> [WHAT THE TASK ASKS] The entries below should be output exactly as written.

++++++

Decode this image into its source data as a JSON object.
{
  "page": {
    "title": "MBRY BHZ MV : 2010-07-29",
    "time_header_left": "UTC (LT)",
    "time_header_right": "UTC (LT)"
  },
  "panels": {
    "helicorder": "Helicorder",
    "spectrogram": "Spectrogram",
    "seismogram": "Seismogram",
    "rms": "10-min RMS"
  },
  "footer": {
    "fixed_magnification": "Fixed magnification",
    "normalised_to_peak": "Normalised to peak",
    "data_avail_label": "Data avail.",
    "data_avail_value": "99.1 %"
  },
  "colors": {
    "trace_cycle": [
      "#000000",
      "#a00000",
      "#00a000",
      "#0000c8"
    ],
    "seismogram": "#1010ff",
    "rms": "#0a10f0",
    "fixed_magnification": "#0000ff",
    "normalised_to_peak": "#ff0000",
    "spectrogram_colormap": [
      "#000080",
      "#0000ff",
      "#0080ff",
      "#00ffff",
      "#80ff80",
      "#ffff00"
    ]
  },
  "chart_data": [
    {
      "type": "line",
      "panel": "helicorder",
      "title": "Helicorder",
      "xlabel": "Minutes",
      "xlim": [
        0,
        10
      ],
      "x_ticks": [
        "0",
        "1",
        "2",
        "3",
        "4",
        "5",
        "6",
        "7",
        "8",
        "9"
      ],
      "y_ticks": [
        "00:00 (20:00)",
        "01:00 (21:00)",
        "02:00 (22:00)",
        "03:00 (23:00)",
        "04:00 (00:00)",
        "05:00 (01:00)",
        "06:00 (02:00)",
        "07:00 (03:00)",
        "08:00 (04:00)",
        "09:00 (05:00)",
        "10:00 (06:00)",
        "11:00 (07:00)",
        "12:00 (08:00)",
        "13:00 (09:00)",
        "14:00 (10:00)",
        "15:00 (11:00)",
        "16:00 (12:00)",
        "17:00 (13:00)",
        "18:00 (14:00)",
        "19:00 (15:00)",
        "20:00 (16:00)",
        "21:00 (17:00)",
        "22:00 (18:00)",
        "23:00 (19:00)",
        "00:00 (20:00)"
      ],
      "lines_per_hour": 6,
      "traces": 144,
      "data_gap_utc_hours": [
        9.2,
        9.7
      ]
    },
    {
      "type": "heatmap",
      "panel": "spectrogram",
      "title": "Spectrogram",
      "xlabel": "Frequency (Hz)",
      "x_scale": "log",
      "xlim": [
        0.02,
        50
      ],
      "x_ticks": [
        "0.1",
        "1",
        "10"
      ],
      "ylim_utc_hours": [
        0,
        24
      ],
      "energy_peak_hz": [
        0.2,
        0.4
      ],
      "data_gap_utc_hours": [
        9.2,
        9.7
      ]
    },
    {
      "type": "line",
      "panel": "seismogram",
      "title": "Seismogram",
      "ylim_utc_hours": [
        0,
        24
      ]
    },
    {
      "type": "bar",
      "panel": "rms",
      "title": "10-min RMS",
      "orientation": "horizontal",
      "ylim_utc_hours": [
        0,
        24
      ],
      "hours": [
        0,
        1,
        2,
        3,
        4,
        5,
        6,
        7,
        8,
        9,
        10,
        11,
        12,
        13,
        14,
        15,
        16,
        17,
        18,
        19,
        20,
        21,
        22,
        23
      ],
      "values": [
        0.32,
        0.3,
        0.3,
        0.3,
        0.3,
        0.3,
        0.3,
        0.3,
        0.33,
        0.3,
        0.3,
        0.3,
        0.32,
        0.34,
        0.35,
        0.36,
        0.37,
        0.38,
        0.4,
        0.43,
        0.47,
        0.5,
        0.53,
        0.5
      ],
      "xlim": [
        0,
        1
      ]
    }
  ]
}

++++++

> [REPLY TO THE TASK]
Decode this image into its source data as a JSON object.
{
  "page": {
    "title": "MBRY BHZ MV : 2010-07-29",
    "time_header_left": "UTC (LT)",
    "time_header_right": "UTC (LT)"
  },
  "panels": {
    "helicorder": "Helicorder",
    "spectrogram": "Spectrogram",
    "seismogram": "Seismogram",
    "rms": "10-min RMS"
  },
  "footer": {
    "fixed_magnification": "Fixed magnification",
    "normalised_to_peak": "Normalised to peak",
    "data_avail_label": "Data avail.",
    "data_avail_value": "99.1 %"
  },
  "colors": {
    "trace_cycle": [
      "#000000",
      "#a00000",
      "#00a000",
      "#0000c8"
    ],
    "seismogram": "#1010ff",
    "rms": "#0a10f0",
    "fixed_magnification": "#0000ff",
    "normalised_to_peak": "#ff0000",
    "spectrogram_colormap": [
      "#000080",
      "#0000ff",
      "#0080ff",
      "#00ffff",
      "#80ff80",
      "#ffff00"
    ]
  },
  "chart_data": [
    {
      "type": "line",
      "panel": "helicorder",
      "title": "Helicorder",
      "xlabel": "Minutes",
      "xlim": [
        0,
        10
      ],
      "x_ticks": [
        "0",
        "1",
        "2",
        "3",
        "4",
        "5",
        "6",
        "7",
        "8",
        "9"
      ],
      "y_ticks": [
        "00:00 (20:00)",
        "01:00 (21:00)",
        "02:00 (22:00)",
        "03:00 (23:00)",
        "04:00 (00:00)",
        "05:00 (01:00)",
        "06:00 (02:00)",
        "07:00 (03:00)",
        "08:00 (04:00)",
        "09:00 (05:00)",
        "10:00 (06:00)",
        "11:00 (07:00)",
        "12:00 (08:00)",
        "13:00 (09:00)",
        "14:00 (10:00)",
        "15:00 (11:00)",
        "16:00 (12:00)",
        "17:00 (13:00)",
        "18:00 (14:00)",
        "19:00 (15:00)",
        "20:00 (16:00)",
        "21:00 (17:00)",
        "22:00 (18:00)",
        "23:00 (19:00)",
        "00:00 (20:00)"
      ],
      "lines_per_hour": 6,
      "traces": 144,
      "data_gap_utc_hours": [
        9.2,
        9.7
      ]
    },
    {
      "type": "heatmap",
      "panel": "spectrogram",
      "title": "Spectrogram",
      "xlabel": "Frequency (Hz)",
      "x_scale": "log",
      "xlim": [
        0.02,
        50
      ],
      "x_ticks": [
        "0.1",
        "1",
        "10"
      ],
      "ylim_utc_hours": [
        0,
        24
      ],
      "energy_peak_hz": [
        0.2,
        0.4
      ],
      "data_gap_utc_hours": [
        9.2,
        9.7
      ]
    },
    {
      "type": "line",
      "panel": "seismogram",
      "title": "Seismogram",
      "ylim_utc_hours": [
        0,
        24
      ]
    },
    {
      "type": "bar",
      "panel": "rms",
      "title": "10-min RMS",
      "orientation": "horizontal",
      "ylim_utc_hours": [
        0,
        24
      ],
      "hours": [
        0,
        1,
        2,
        3,
        4,
        5,
        6,
        7,
        8,
        9,
        10,
        11,
        12,
        13,
        14,
        15,
        16,
        17,
        18,
        19,
        20,
        21,
        22,
        23
      ],
      "values": [
        0.32,
        0.3,
        0.3,
        0.3,
        0.3,
        0.3,
        0.3,
        0.3,
        0.33,
        0.3,
        0.3,
        0.3,
        0.32,
        0.34,
        0.35,
        0.36,
        0.37,
        0.38,
        0.4,
        0.43,
        0.47,
        0.5,
        0.53,
        0.5
      ],
      "xlim": [
        0,
        1
      ]
    }
  ]
}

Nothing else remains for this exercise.